Begin Records for processing

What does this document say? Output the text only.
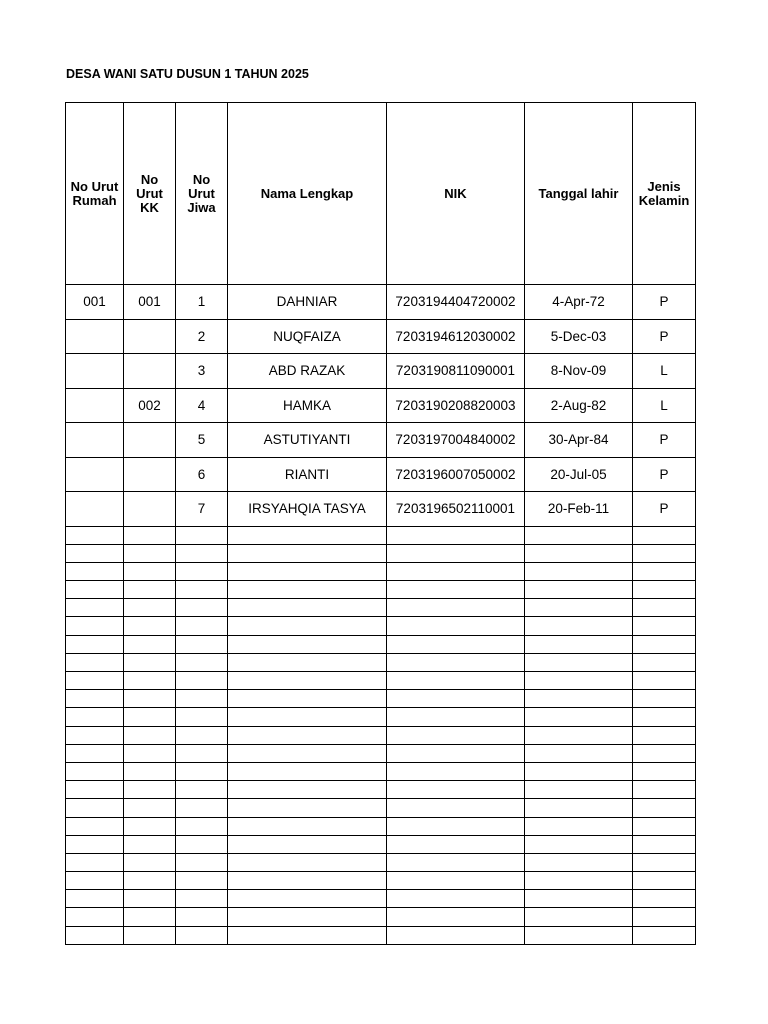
DESA WANI SATU DUSUN 1 TAHUN 2025
No Urut Rumah	No Urut KK	No Urut Jiwa	Nama Lengkap	NIK	Tanggal lahir	Jenis Kelamin
001	001	1	DAHNIAR	7203194404720002	4-Apr-72	P
		2	NUQFAIZA	7203194612030002	5-Dec-03	P
		3	ABD RAZAK	7203190811090001	8-Nov-09	L
	002	4	HAMKA	7203190208820003	2-Aug-82	L
		5	ASTUTIYANTI	7203197004840002	30-Apr-84	P
		6	RIANTI	7203196007050002	20-Jul-05	P
		7	IRSYAHQIA TASYA	7203196502110001	20-Feb-11	P
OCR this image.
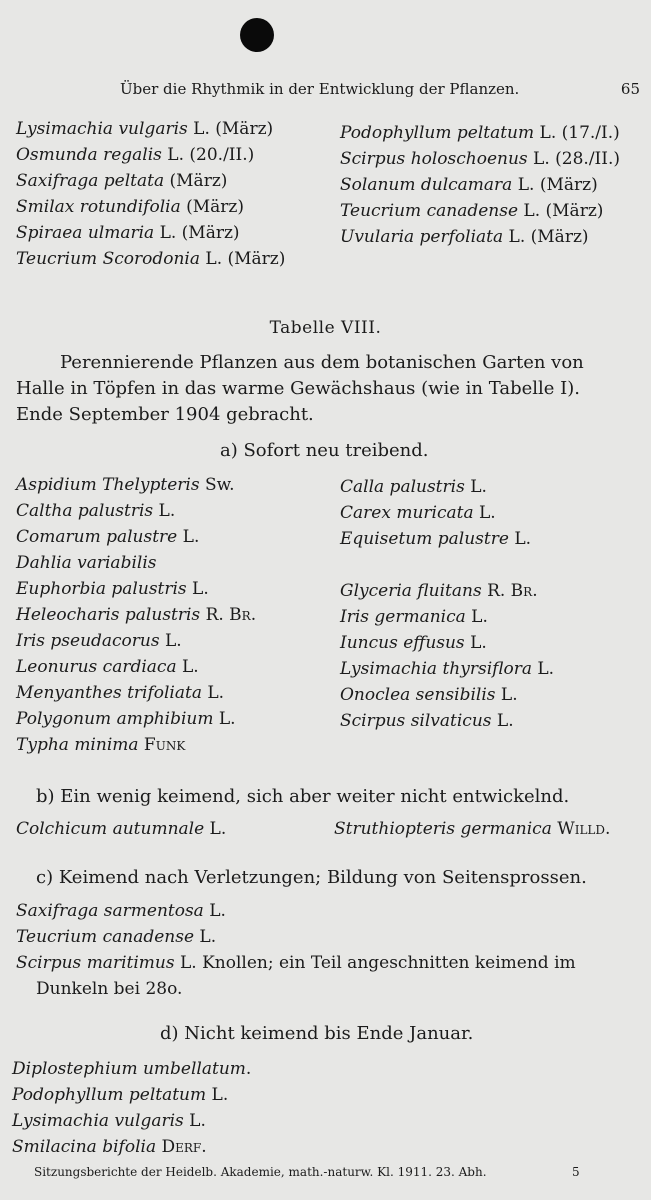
Über die Rhythmik in der Entwicklung der Pflanzen.	65
Lysimachia vulgaris L. (März)
Osmunda regalis L. (20./II.)
Saxifraga peltata (März)
Smilax rotundifolia (März)
Spiraea ulmaria L. (März)
Teucrium Scorodonia L. (März)
Podophyllum peltatum L. (17./I.)
Scirpus holoschoenus L. (28./II.)
Solanum dulcamara L. (März)
Teucrium canadense L. (März)
Uvularia perfoliata L. (März)
Tabelle VIII.
Perennierende Pflanzen aus dem botanischen Garten von
Halle in Töpfen in das warme Gewächshaus (wie in Tabelle I).
Ende September 1904 gebracht.
a) Sofort neu treibend.
Aspidium Thelypteris Sw.
Caltha palustris L.
Comarum palustre L.
Dahlia variabilis
Euphorbia palustris L.
Heleocharis palustris R. Br.
Iris pseudacorus L.
Leonurus cardiaca L.
Menyanthes trifoliata L.
Polygonum amphibium L.
Typha minima Funk
Calla palustris L.
Carex muricata L.
Equisetum palustre L.

Glyceria fluitans R. Br.
Iris germanica L.
Iuncus effusus L.
Lysimachia thyrsiflora L.
Onoclea sensibilis L.
Scirpus silvaticus L.
b) Ein wenig keimend, sich aber weiter nicht entwickelnd.
Colchicum autumnale L.	Struthiopteris germanica Willd.
c) Keimend nach Verletzungen; Bildung von Seitensprossen.
Saxifraga sarmentosa L.
Teucrium canadense L.
Scirpus maritimus L. Knollen; ein Teil angeschnitten keimend im
Dunkeln bei 28o.
d) Nicht keimend bis Ende Januar.
Diplostephium umbellatum.
Podophyllum peltatum L.
Lysimachia vulgaris L.
Smilacina bifolia Derf.
Sitzungsberichte der Heidelb. Akademie, math.-naturw. Kl. 1911. 23. Abh.	5
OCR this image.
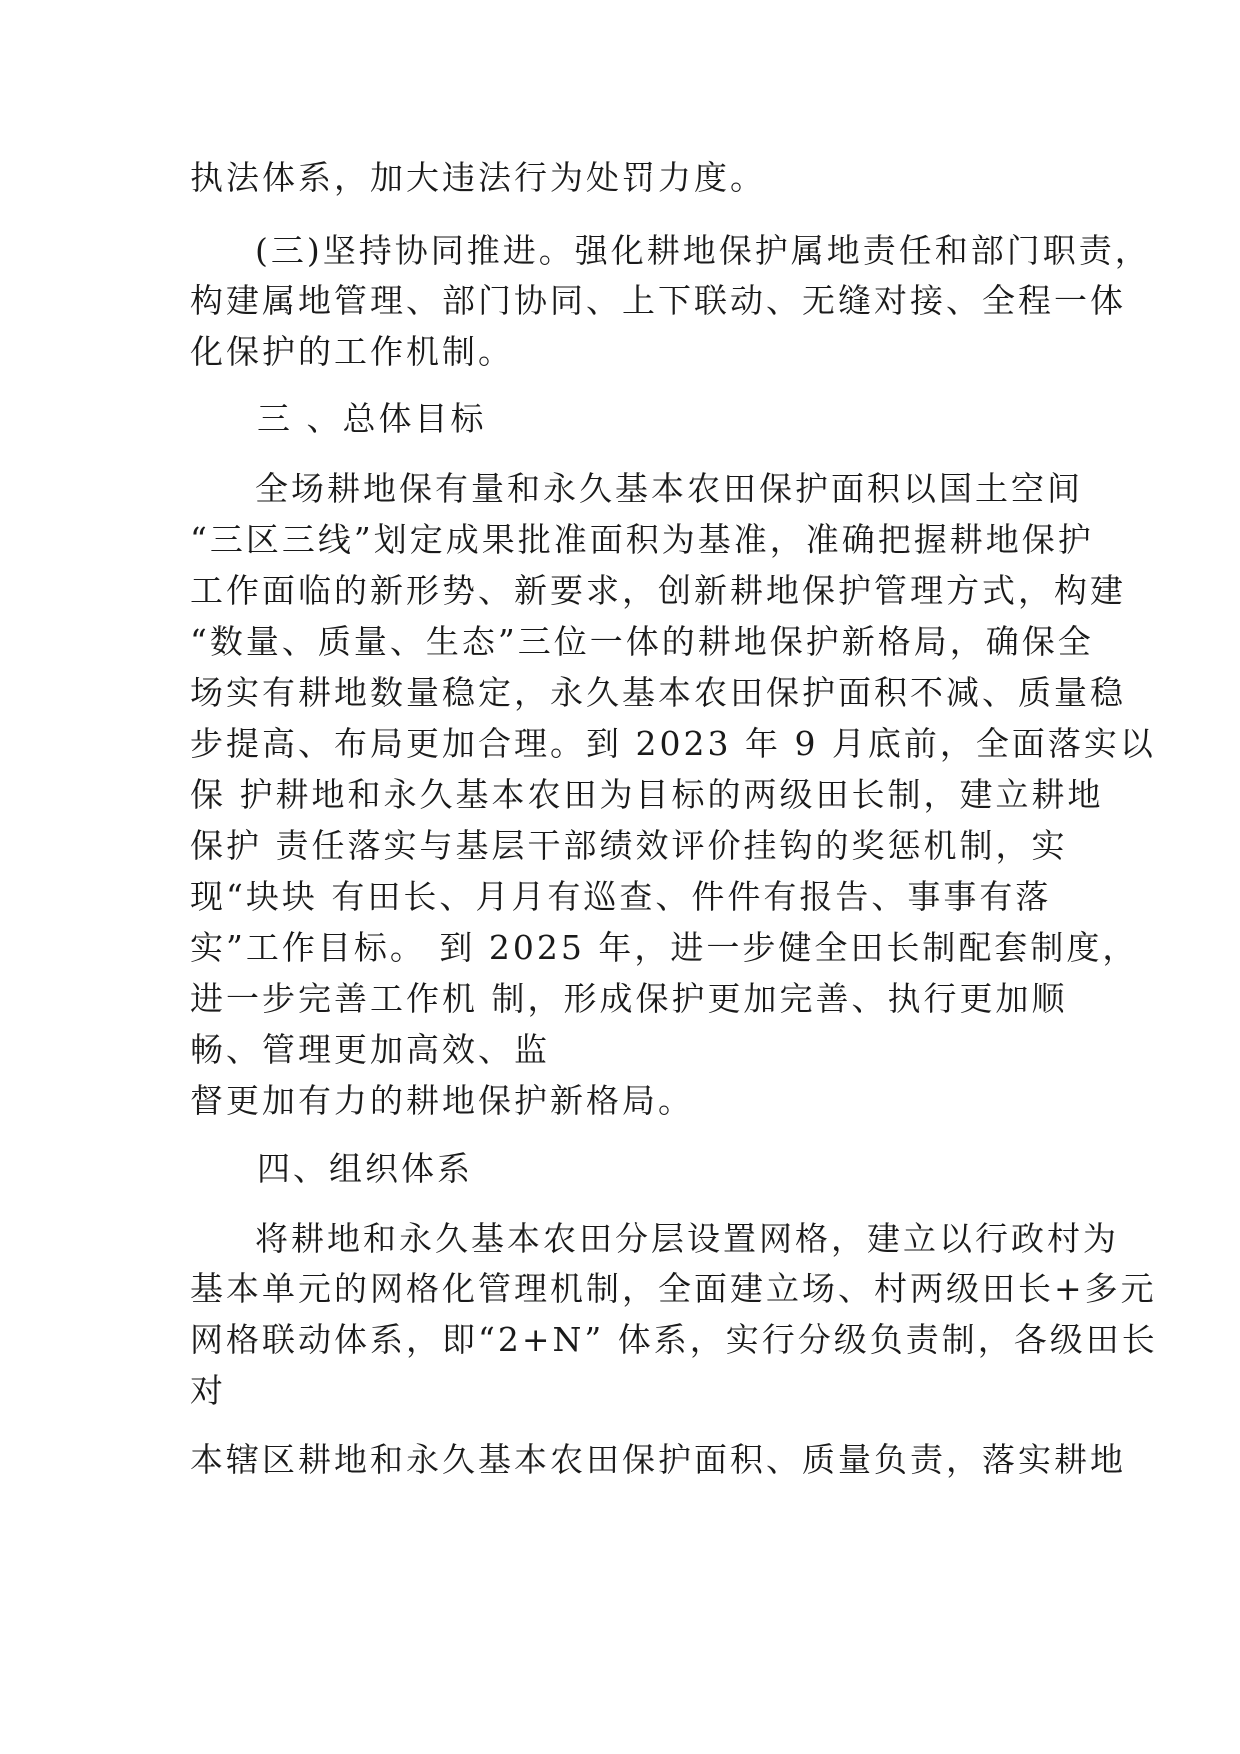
执法体系，加大违法行为处罚力度。
(三)坚持协同推进。强化耕地保护属地责任和部门职责，
构建属地管理、部门协同、上下联动、无缝对接、全程一体
化保护的工作机制。
三 、总体目标
全场耕地保有量和永久基本农田保护面积以国土空间
“三区三线”划定成果批准面积为基准，准确把握耕地保护
工作面临的新形势、新要求，创新耕地保护管理方式，构建
“数量、质量、生态”三位一体的耕地保护新格局，确保全
场实有耕地数量稳定，永久基本农田保护面积不减、质量稳
步提高、布局更加合理。到 2023 年 9 月底前，全面落实以
保 护耕地和永久基本农田为目标的两级田长制，建立耕地
保护 责任落实与基层干部绩效评价挂钩的奖惩机制，实
现“块块 有田长、月月有巡查、件件有报告、事事有落
实”工作目标。 到 2025 年，进一步健全田长制配套制度，
进一步完善工作机 制，形成保护更加完善、执行更加顺
畅、管理更加高效、监
督更加有力的耕地保护新格局。
四、组织体系
将耕地和永久基本农田分层设置网格，建立以行政村为
基本单元的网格化管理机制，全面建立场、村两级田长+多元
网格联动体系，即“2+N” 体系，实行分级负责制，各级田长
对
本辖区耕地和永久基本农田保护面积、质量负责，落实耕地
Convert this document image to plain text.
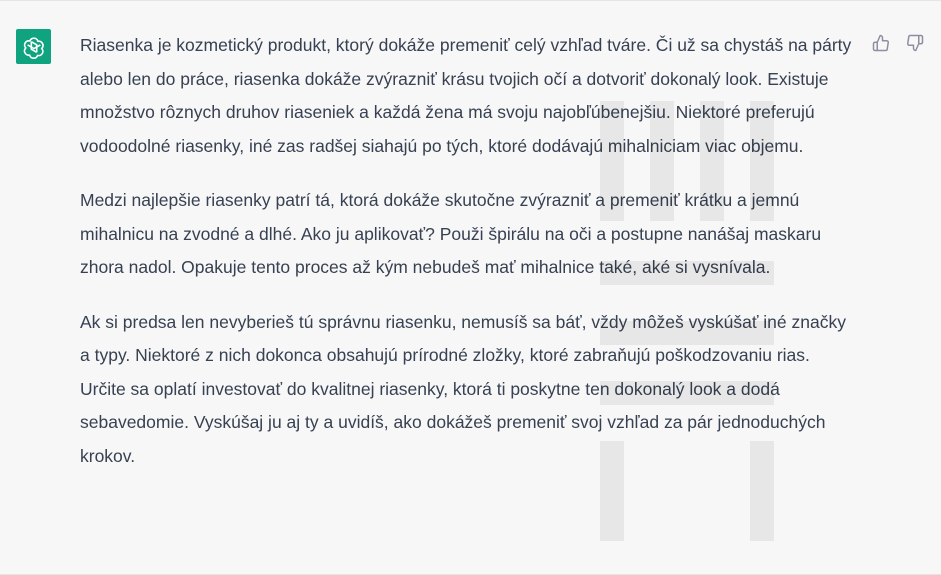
Riasenka je kozmetický produkt, ktorý dokáže premeniť celý vzhľad tváre. Či už sa chystáš na párty alebo len do práce, riasenka dokáže zvýrazniť krásu tvojich očí a dotvoriť dokonalý look. Existuje množstvo rôznych druhov riaseniek a každá žena má svoju najobľúbenejšiu. Niektoré preferujú vodoodolné riasenky, iné zas radšej siahajú po tých, ktoré dodávajú mihalniciam viac objemu.

Medzi najlepšie riasenky patrí tá, ktorá dokáže skutočne zvýrazniť a premeniť krátku a jemnú mihalnicu na zvodné a dlhé. Ako ju aplikovať? Použi špirálu na oči a postupne nanášaj maskaru zhora nadol. Opakuje tento proces až kým nebudeš mať mihalnice také, aké si vysnívala.

Ak si predsa len nevyberieš tú správnu riasenku, nemusíš sa báť, vždy môžeš vyskúšať iné značky a typy. Niektoré z nich dokonca obsahujú prírodné zložky, ktoré zabraňujú poškodzovaniu rias. Určite sa oplatí investovať do kvalitnej riasenky, ktorá ti poskytne ten dokonalý look a dodá sebavedomie. Vyskúšaj ju aj ty a uvidíš, ako dokážeš premeniť svoj vzhľad za pár jednoduchých krokov.
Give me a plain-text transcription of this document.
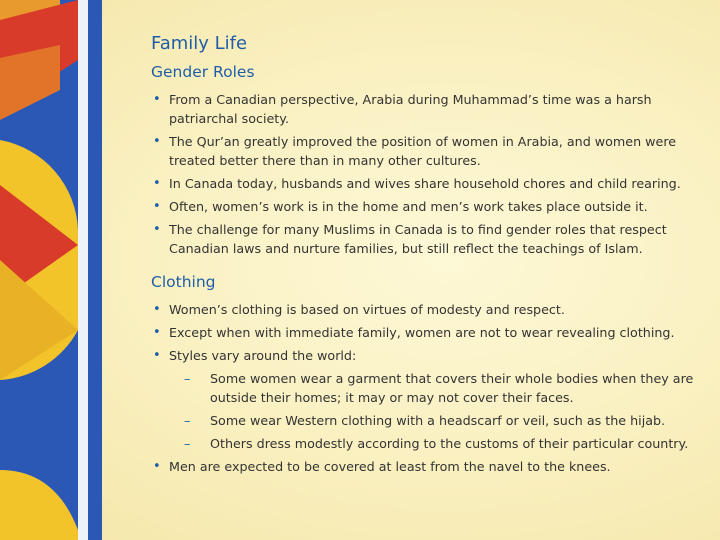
Family Life
Gender Roles
• From a Canadian perspective, Arabia during Muhammad’s time was a harsh patriarchal society.
• The Qur’an greatly improved the position of women in Arabia, and women were treated better there than in many other cultures.
• In Canada today, husbands and wives share household chores and child rearing.
• Often, women’s work is in the home and men’s work takes place outside it.
• The challenge for many Muslims in Canada is to find gender roles that respect Canadian laws and nurture families, but still reflect the teachings of Islam.
Clothing
• Women’s clothing is based on virtues of modesty and respect.
• Except when with immediate family, women are not to wear revealing clothing.
• Styles vary around the world:
– Some women wear a garment that covers their whole bodies when they are outside their homes; it may or may not cover their faces.
– Some wear Western clothing with a headscarf or veil, such as the hijab.
– Others dress modestly according to the customs of their particular country.
• Men are expected to be covered at least from the navel to the knees.
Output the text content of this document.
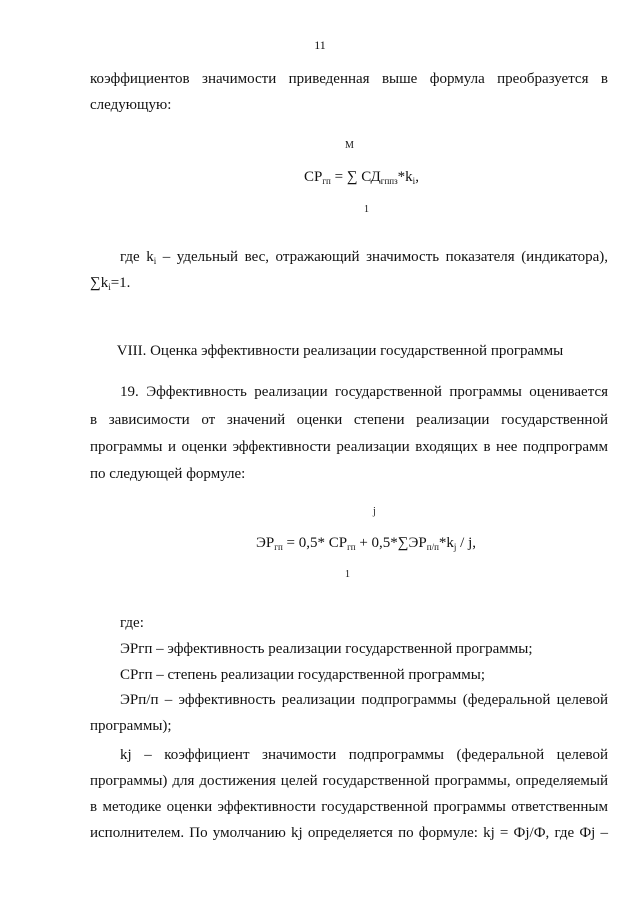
11
коэффициентов значимости приведенная выше формула преобразуется в
следующую:
M
$СР_{гп}$ = ∑ $СД_{гппз}*k_i$,
1
где $k_i$ – удельный вес, отражающий значимость показателя (индикатора),
$\sum k_i=1$.
VIII. Оценка эффективности реализации государственной программы
19. Эффективность реализации государственной программы оценивается
в зависимости от значений оценки степени реализации государственной
программы и оценки эффективности реализации входящих в нее подпрограмм
по следующей формуле:
j
$ЭР_{гп} = 0,5*$ $СР_{гп} + 0,5*\sum ЭР_{п/п}*k_j / j$,
1
где:
ЭРгп – эффективность реализации государственной программы;
СРгп – степень реализации государственной программы;
ЭРп/п – эффективность реализации подпрограммы (федеральной целевой
программы);
kj – коэффициент значимости подпрограммы (федеральной целевой
программы) для достижения целей государственной программы, определяемый
в методике оценки эффективности государственной программы ответственным
исполнителем. По умолчанию kj определяется по формуле: kj = Фj/Ф, где Фj –
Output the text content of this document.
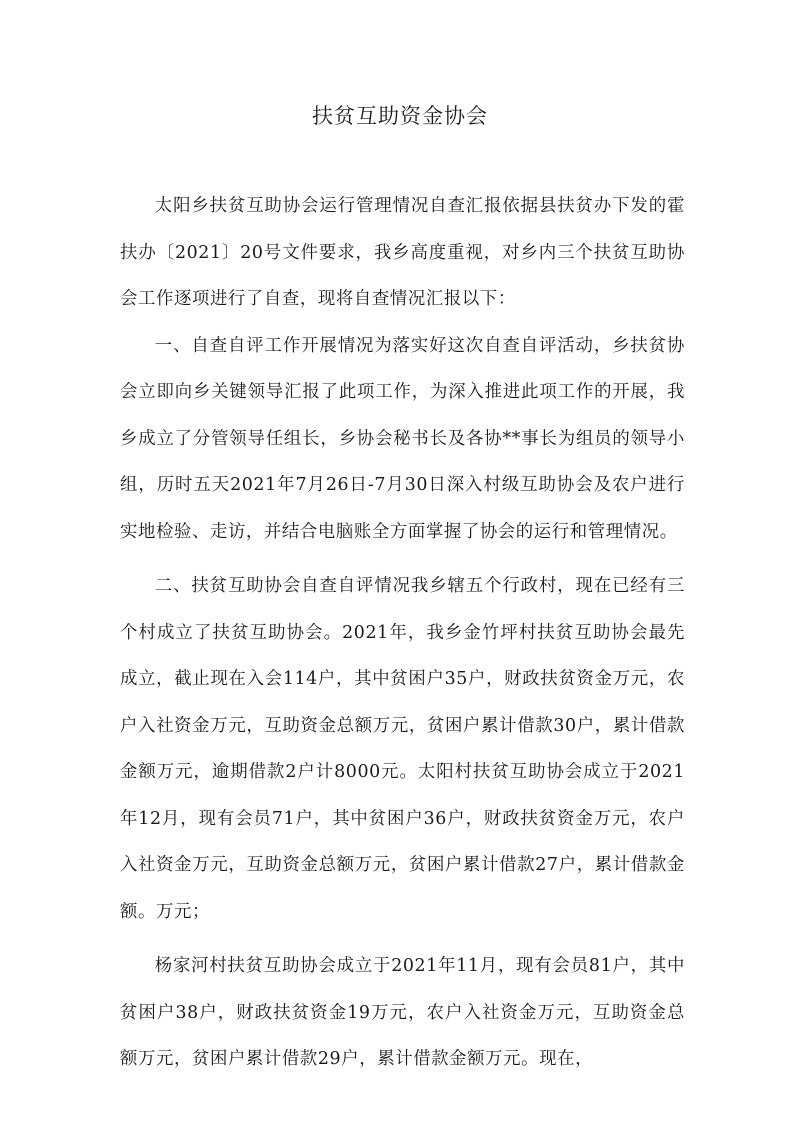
扶贫互助资金协会

太阳乡扶贫互助协会运行管理情况自查汇报依据县扶贫办下发的霍扶办〔2021〕20号文件要求，我乡高度重视，对乡内三个扶贫互助协会工作逐项进行了自查，现将自查情况汇报以下：

一、自查自评工作开展情况为落实好这次自查自评活动，乡扶贫协会立即向乡关键领导汇报了此项工作，为深入推进此项工作的开展，我乡成立了分管领导任组长，乡协会秘书长及各协**事长为组员的领导小组，历时五天2021年7月26日-7月30日深入村级互助协会及农户进行实地检验、走访，并结合电脑账全方面掌握了协会的运行和管理情况。

二、扶贫互助协会自查自评情况我乡辖五个行政村，现在已经有三个村成立了扶贫互助协会。2021年，我乡金竹坪村扶贫互助协会最先成立，截止现在入会114户，其中贫困户35户，财政扶贫资金万元，农户入社资金万元，互助资金总额万元，贫困户累计借款30户，累计借款金额万元，逾期借款2户计8000元。太阳村扶贫互助协会成立于2021年12月，现有会员71户，其中贫困户36户，财政扶贫资金万元，农户入社资金万元，互助资金总额万元，贫困户累计借款27户，累计借款金额。万元；

杨家河村扶贫互助协会成立于2021年11月，现有会员81户，其中贫困户38户，财政扶贫资金19万元，农户入社资金万元，互助资金总额万元，贫困户累计借款29户，累计借款金额万元。现在，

End Records for processing

- [Exercise]: Every line containing the string "that" must be listed.

- [Solution to the problem]:
• The challenge for many Muslims in Canada is to find gender roles that respect Canadian laws and nurture families, but still reflect the teachings of Islam.
– Some women wear a garment that covers their whole bodies when they are outside their homes; it may or may not cover their faces.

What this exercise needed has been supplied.